### Instructions to follow
Scan the data that follows and count the lines with the string "social"; answer with the count alone.

### Input records

---------------

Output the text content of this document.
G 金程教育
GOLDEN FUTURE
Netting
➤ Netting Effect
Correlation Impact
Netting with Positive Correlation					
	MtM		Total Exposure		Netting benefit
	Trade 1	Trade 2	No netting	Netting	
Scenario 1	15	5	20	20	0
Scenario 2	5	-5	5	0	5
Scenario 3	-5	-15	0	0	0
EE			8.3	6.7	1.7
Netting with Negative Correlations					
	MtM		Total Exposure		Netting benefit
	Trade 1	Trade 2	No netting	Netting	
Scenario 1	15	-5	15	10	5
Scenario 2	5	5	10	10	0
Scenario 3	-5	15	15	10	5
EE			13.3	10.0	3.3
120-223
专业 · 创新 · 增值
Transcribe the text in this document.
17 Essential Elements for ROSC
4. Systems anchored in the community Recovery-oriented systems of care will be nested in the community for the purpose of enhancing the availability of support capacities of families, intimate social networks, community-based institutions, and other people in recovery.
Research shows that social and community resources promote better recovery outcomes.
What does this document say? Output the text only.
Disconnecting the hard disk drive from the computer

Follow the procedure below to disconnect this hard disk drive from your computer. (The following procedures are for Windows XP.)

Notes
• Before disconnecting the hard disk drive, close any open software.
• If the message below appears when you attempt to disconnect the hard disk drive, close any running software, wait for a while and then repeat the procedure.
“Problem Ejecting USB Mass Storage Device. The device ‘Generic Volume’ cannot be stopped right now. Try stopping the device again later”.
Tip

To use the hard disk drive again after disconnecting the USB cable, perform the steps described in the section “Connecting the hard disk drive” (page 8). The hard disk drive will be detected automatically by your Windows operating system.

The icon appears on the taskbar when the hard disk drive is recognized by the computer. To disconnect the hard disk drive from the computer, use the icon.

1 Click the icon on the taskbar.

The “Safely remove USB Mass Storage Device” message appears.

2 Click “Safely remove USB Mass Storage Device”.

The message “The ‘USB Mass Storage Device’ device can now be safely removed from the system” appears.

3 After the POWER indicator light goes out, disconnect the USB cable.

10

---------------

### Output
2